Stored items:
======
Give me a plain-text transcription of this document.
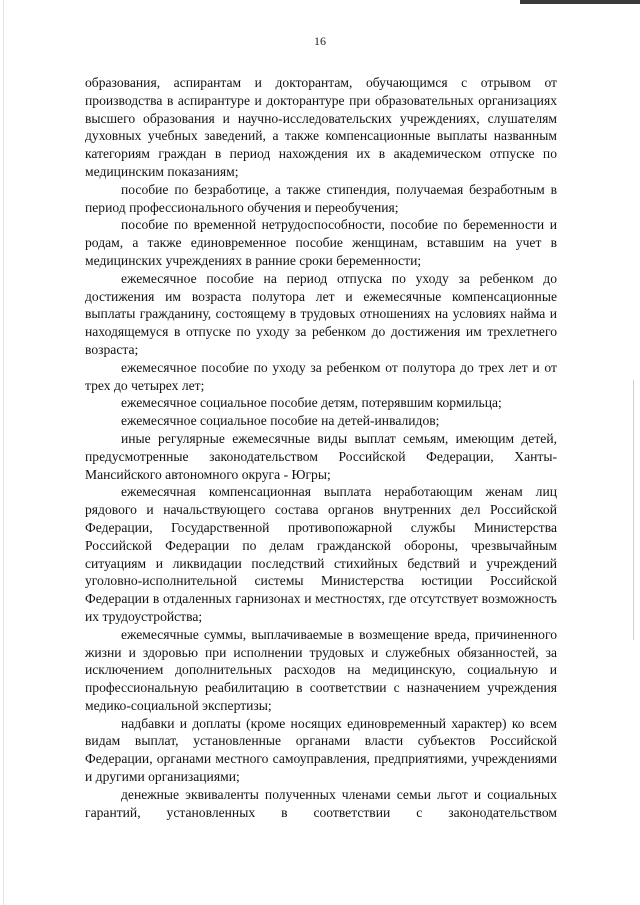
16

образования, аспирантам и докторантам, обучающимся с отрывом от производства в аспирантуре и докторантуре при образовательных организациях высшего образования и научно-исследовательских учреждениях, слушателям духовных учебных заведений, а также компенсационные выплаты названным категориям граждан в период нахождения их в академическом отпуске по медицинским показаниям;

пособие по безработице, а также стипендия, получаемая безработным в период профессионального обучения и переобучения;

пособие по временной нетрудоспособности, пособие по беременности и родам, а также единовременное пособие женщинам, вставшим на учет в медицинских учреждениях в ранние сроки беременности;

ежемесячное пособие на период отпуска по уходу за ребенком до достижения им возраста полутора лет и ежемесячные компенсационные выплаты гражданину, состоящему в трудовых отношениях на условиях найма и находящемуся в отпуске по уходу за ребенком до достижения им трехлетнего возраста;

ежемесячное пособие по уходу за ребенком от полутора до трех лет и от трех до четырех лет;

ежемесячное социальное пособие детям, потерявшим кормильца;

ежемесячное социальное пособие на детей-инвалидов;

иные регулярные ежемесячные виды выплат семьям, имеющим детей, предусмотренные законодательством Российской Федерации, Ханты-Мансийского автономного округа - Югры;

ежемесячная компенсационная выплата неработающим женам лиц рядового и начальствующего состава органов внутренних дел Российской Федерации, Государственной противопожарной службы Министерства Российской Федерации по делам гражданской обороны, чрезвычайным ситуациям и ликвидации последствий стихийных бедствий и учреждений уголовно-исполнительной системы Министерства юстиции Российской Федерации в отдаленных гарнизонах и местностях, где отсутствует возможность их трудоустройства;

ежемесячные суммы, выплачиваемые в возмещение вреда, причиненного жизни и здоровью при исполнении трудовых и служебных обязанностей, за исключением дополнительных расходов на медицинскую, социальную и профессиональную реабилитацию в соответствии с назначением учреждения медико-социальной экспертизы;

надбавки и доплаты (кроме носящих единовременный характер) ко всем видам выплат, установленные органами власти субъектов Российской Федерации, органами местного самоуправления, предприятиями, учреждениями и другими организациями;

денежные эквиваленты полученных членами семьи льгот и социальных гарантий, установленных в соответствии с законодательством
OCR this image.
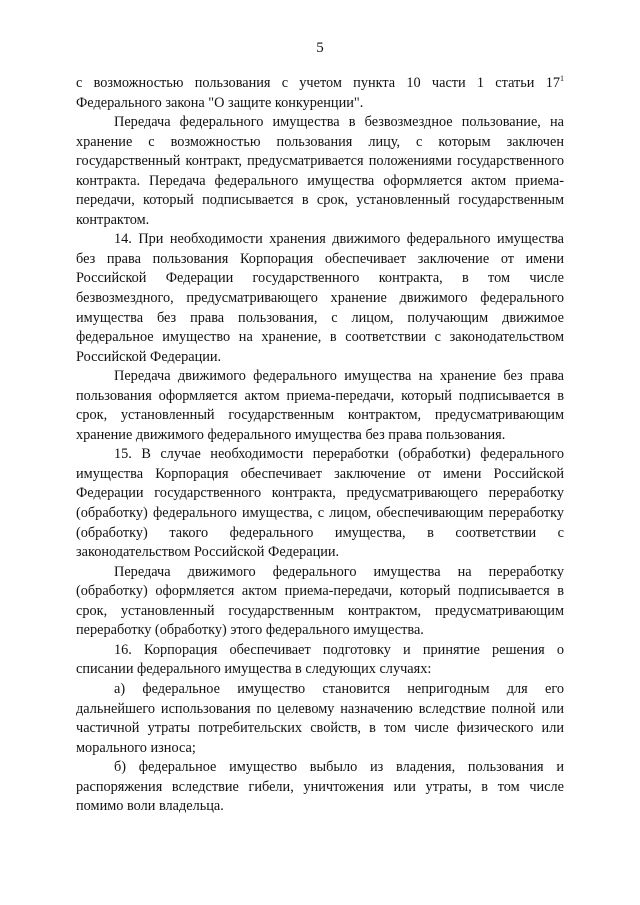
5

с возможностью пользования с учетом пункта 10 части 1 статьи $17^1$ Федерального закона "О защите конкуренции".

Передача федерального имущества в безвозмездное пользование, на хранение с возможностью пользования лицу, с которым заключен государственный контракт, предусматривается положениями государственного контракта. Передача федерального имущества оформляется актом приема-передачи, который подписывается в срок, установленный государственным контрактом.

14. При необходимости хранения движимого федерального имущества без права пользования Корпорация обеспечивает заключение от имени Российской Федерации государственного контракта, в том числе безвозмездного, предусматривающего хранение движимого федерального имущества без права пользования, с лицом, получающим движимое федеральное имущество на хранение, в соответствии с законодательством Российской Федерации.

Передача движимого федерального имущества на хранение без права пользования оформляется актом приема-передачи, который подписывается в срок, установленный государственным контрактом, предусматривающим хранение движимого федерального имущества без права пользования.

15. В случае необходимости переработки (обработки) федерального имущества Корпорация обеспечивает заключение от имени Российской Федерации государственного контракта, предусматривающего переработку (обработку) федерального имущества, с лицом, обеспечивающим переработку (обработку) такого федерального имущества, в соответствии с законодательством Российской Федерации.

Передача движимого федерального имущества на переработку (обработку) оформляется актом приема-передачи, который подписывается в срок, установленный государственным контрактом, предусматривающим переработку (обработку) этого федерального имущества.

16. Корпорация обеспечивает подготовку и принятие решения о списании федерального имущества в следующих случаях:

а) федеральное имущество становится непригодным для его дальнейшего использования по целевому назначению вследствие полной или частичной утраты потребительских свойств, в том числе физического или морального износа;

б) федеральное имущество выбыло из владения, пользования и распоряжения вследствие гибели, уничтожения или утраты, в том числе помимо воли владельца.
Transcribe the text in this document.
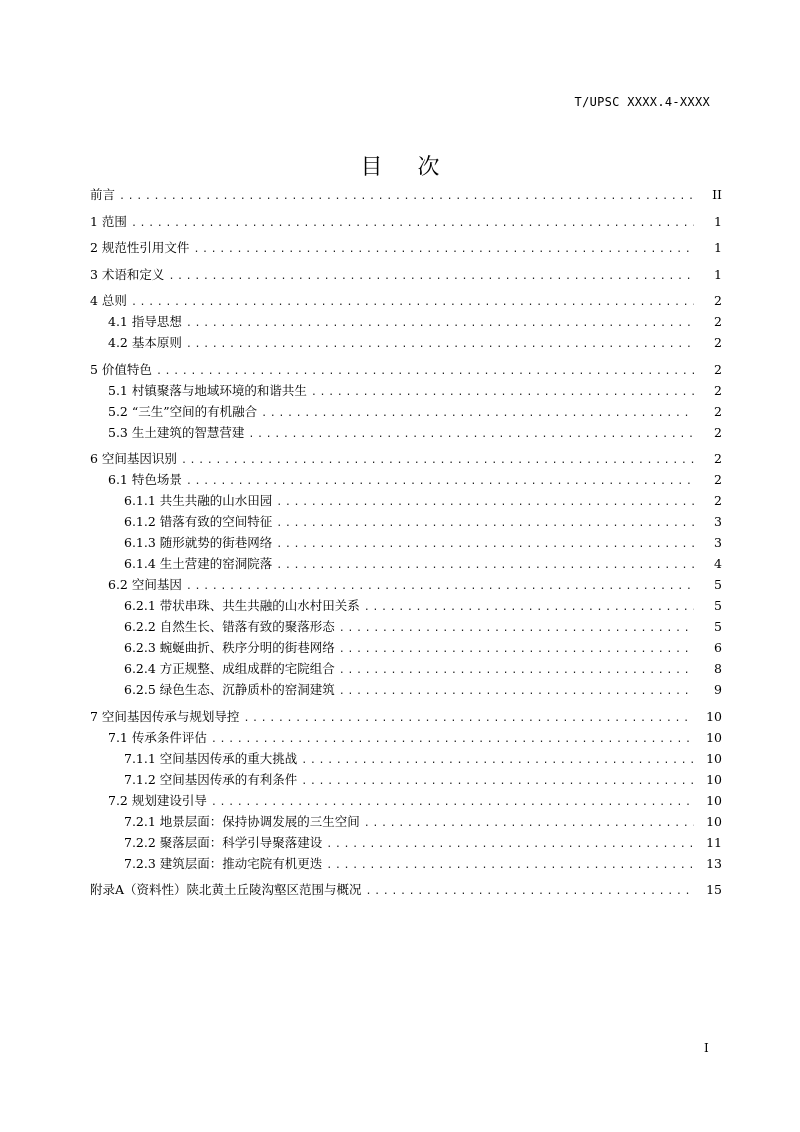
T/UPSC XXXX.4-XXXX
目 次
前言 .....	II
1 范围 .....	1
2 规范性引用文件 .....	1
3 术语和定义 .....	1
4 总则 .....	2
4.1 指导思想 .....	2
4.2 基本原则 .....	2
5 价值特色 .....	2
5.1 村镇聚落与地域环境的和谐共生 .....	2
5.2 “三生”空间的有机融合 .....	2
5.3 生土建筑的智慧营建 .....	2
6 空间基因识别 .....	2
6.1 特色场景 .....	2
6.1.1 共生共融的山水田园 .....	2
6.1.2 错落有致的空间特征 .....	3
6.1.3 随形就势的街巷网络 .....	3
6.1.4 生土营建的窑洞院落 .....	4
6.2 空间基因 .....	5
6.2.1 带状串珠、共生共融的山水村田关系 .....	5
6.2.2 自然生长、错落有致的聚落形态 .....	5
6.2.3 蜿蜒曲折、秩序分明的街巷网络 .....	6
6.2.4 方正规整、成组成群的宅院组合 .....	8
6.2.5 绿色生态、沉静质朴的窑洞建筑 .....	9
7 空间基因传承与规划导控 .....	10
7.1 传承条件评估 .....	10
7.1.1 空间基因传承的重大挑战 .....	10
7.1.2 空间基因传承的有利条件 .....	10
7.2 规划建设引导 .....	10
7.2.1 地景层面：保持协调发展的三生空间 .....	10
7.2.2 聚落层面：科学引导聚落建设 .....	11
7.2.3 建筑层面：推动宅院有机更迭 .....	13
附录A（资料性）陕北黄土丘陵沟壑区范围与概况 .....	15
I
======
[Prompt] Pick out each line in the material containing "пособие".

[Result of the exercise]
пособие по безработице, а также стипендия, получаемая безработным в период профессионального обучения и переобучения;
пособие по временной нетрудоспособности, пособие по беременности и родам, а также единовременное пособие женщинам, вставшим на учет в медицинских учреждениях в ранние сроки беременности;
ежемесячное пособие на период отпуска по уходу за ребенком до достижения им возраста полутора лет и ежемесячные компенсационные выплаты гражданину, состоящему в трудовых отношениях на условиях найма и находящемуся в отпуске по уходу за ребенком до достижения им трехлетнего возраста;
ежемесячное пособие по уходу за ребенком от полутора до трех лет и от трех до четырех лет;
ежемесячное социальное пособие детям, потерявшим кормильца;
ежемесячное социальное пособие на детей-инвалидов;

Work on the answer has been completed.